## PROBLEM DETAILS
Count lines, not occurrences: give the number of lines holding the word "General", and nothing besides.

## Entries from a dataset

START

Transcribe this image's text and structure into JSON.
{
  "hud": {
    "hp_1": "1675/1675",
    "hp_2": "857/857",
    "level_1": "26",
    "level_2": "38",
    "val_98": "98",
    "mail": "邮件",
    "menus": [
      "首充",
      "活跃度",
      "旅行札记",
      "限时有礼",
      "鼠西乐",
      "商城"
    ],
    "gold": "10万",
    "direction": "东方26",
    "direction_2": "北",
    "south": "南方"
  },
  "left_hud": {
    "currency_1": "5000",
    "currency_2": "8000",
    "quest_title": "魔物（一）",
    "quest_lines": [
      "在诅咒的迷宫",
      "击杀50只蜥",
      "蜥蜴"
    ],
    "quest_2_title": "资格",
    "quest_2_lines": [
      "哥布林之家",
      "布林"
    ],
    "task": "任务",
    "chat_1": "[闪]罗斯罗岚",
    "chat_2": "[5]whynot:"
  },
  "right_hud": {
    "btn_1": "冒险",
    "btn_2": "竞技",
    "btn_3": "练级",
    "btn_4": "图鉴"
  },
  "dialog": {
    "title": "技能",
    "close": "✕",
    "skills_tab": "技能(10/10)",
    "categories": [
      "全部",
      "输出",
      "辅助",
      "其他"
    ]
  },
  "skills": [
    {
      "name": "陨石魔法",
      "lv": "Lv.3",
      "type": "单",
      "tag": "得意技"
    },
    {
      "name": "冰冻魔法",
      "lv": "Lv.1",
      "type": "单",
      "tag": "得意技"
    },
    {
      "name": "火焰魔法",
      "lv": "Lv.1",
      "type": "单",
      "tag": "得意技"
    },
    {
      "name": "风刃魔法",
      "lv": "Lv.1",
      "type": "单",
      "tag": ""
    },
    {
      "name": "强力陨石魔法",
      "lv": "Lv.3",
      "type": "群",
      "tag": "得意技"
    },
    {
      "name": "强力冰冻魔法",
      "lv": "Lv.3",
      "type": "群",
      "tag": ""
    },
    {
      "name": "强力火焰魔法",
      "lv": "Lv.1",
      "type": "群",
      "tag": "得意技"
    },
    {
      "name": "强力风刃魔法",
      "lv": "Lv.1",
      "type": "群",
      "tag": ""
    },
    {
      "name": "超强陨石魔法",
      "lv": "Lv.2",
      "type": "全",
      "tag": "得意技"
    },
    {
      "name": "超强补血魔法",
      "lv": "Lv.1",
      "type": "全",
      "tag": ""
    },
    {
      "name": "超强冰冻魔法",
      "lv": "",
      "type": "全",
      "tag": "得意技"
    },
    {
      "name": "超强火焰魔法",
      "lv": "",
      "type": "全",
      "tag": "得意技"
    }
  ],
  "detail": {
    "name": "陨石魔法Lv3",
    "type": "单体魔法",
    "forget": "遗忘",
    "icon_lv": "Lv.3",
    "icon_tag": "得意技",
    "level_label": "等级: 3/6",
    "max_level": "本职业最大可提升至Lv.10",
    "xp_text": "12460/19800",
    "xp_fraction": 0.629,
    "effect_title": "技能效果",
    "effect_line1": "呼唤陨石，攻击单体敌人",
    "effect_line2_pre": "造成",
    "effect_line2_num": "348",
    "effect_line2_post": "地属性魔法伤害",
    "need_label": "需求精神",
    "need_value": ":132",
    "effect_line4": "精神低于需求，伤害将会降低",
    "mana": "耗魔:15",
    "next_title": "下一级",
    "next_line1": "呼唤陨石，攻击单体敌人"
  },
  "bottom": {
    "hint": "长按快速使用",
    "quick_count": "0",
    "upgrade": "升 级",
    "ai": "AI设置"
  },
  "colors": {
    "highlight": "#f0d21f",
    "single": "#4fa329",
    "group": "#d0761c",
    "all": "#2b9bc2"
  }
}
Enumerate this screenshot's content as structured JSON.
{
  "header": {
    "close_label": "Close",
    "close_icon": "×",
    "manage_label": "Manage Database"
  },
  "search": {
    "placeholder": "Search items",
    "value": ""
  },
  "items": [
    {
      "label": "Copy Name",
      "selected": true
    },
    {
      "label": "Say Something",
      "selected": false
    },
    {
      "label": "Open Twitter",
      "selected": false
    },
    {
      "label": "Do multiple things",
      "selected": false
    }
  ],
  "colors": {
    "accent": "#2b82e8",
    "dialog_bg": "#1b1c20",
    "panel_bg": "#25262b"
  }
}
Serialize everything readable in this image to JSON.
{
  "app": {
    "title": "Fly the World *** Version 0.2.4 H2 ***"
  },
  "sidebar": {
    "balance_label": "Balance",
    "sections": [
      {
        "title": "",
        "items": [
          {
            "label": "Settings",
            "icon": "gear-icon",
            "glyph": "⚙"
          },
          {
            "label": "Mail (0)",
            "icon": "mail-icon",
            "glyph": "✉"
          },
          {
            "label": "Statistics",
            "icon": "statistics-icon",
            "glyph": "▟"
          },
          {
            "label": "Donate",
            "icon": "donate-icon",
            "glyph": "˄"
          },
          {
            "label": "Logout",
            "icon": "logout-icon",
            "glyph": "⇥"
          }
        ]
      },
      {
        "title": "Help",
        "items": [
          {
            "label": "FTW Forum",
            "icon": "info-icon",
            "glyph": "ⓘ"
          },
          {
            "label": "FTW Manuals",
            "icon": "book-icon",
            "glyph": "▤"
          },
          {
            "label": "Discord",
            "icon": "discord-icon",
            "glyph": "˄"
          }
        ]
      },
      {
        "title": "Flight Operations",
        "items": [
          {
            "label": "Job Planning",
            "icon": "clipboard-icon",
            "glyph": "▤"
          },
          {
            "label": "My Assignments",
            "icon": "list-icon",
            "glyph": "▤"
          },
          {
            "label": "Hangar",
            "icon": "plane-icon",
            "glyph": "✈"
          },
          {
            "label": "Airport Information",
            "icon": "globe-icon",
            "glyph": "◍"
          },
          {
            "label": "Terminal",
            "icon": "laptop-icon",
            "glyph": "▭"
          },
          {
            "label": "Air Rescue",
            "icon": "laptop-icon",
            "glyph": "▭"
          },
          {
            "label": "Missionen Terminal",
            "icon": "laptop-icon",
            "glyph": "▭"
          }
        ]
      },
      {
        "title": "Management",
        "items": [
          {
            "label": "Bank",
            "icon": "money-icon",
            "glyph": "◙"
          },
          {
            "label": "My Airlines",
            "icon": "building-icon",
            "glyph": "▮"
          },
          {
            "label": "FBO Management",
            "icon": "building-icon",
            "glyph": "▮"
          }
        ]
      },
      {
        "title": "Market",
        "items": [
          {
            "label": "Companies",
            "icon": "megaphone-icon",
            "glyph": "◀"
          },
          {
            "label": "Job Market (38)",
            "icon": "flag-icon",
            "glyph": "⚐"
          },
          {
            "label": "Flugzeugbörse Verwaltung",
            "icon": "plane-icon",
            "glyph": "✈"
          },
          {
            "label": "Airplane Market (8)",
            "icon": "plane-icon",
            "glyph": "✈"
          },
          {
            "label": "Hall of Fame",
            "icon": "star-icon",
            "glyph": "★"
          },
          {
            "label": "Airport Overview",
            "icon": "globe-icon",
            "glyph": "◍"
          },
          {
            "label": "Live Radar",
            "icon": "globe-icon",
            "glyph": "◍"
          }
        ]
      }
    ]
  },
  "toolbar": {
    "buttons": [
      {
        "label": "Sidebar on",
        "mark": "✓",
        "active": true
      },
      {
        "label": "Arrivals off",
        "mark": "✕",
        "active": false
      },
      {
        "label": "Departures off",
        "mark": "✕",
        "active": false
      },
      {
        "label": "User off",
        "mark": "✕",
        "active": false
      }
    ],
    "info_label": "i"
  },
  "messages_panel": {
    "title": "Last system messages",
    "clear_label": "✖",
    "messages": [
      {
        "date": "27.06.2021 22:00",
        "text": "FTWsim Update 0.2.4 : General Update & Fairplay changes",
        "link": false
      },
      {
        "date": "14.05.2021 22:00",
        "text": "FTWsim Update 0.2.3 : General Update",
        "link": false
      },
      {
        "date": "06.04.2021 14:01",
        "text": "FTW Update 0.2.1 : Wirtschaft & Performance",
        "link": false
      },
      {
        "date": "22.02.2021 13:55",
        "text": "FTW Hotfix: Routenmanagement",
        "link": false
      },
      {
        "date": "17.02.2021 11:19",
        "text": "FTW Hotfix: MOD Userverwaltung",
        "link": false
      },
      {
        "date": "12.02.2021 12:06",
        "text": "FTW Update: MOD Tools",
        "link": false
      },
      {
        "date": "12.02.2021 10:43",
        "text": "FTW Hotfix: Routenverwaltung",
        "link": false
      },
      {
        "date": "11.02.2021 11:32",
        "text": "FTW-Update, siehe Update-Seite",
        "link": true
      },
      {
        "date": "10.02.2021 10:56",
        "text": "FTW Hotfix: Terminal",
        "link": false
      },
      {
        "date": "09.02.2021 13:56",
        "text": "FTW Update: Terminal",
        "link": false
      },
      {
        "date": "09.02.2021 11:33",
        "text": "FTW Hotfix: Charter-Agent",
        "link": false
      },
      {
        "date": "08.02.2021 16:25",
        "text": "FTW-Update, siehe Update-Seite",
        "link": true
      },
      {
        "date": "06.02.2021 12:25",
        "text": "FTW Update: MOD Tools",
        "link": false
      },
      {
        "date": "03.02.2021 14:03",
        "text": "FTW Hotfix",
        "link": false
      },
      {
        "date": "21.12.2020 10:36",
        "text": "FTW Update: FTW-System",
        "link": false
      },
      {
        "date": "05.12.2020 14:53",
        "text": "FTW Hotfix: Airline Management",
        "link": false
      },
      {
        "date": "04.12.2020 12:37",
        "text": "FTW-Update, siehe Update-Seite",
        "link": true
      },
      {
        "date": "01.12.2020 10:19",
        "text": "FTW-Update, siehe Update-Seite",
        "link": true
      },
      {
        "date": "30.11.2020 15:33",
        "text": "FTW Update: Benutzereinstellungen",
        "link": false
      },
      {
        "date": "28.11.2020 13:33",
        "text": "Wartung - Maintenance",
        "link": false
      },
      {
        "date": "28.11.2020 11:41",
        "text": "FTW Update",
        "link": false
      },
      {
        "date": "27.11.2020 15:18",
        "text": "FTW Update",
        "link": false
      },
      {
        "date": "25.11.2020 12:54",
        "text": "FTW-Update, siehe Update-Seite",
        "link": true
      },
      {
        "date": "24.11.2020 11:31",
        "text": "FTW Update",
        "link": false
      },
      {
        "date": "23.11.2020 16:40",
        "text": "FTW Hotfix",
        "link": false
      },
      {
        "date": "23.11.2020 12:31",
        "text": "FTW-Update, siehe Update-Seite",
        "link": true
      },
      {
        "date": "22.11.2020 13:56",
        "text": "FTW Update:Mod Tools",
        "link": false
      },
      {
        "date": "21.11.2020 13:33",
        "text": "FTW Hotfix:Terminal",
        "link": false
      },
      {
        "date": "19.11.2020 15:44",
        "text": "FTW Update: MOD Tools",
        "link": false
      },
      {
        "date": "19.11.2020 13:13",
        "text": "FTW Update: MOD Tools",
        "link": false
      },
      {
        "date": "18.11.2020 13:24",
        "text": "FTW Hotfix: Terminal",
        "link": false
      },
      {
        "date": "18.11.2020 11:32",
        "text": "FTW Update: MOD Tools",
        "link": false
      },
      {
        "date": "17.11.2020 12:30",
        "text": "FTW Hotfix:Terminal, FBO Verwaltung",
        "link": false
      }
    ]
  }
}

END

## FINAL RESULT
2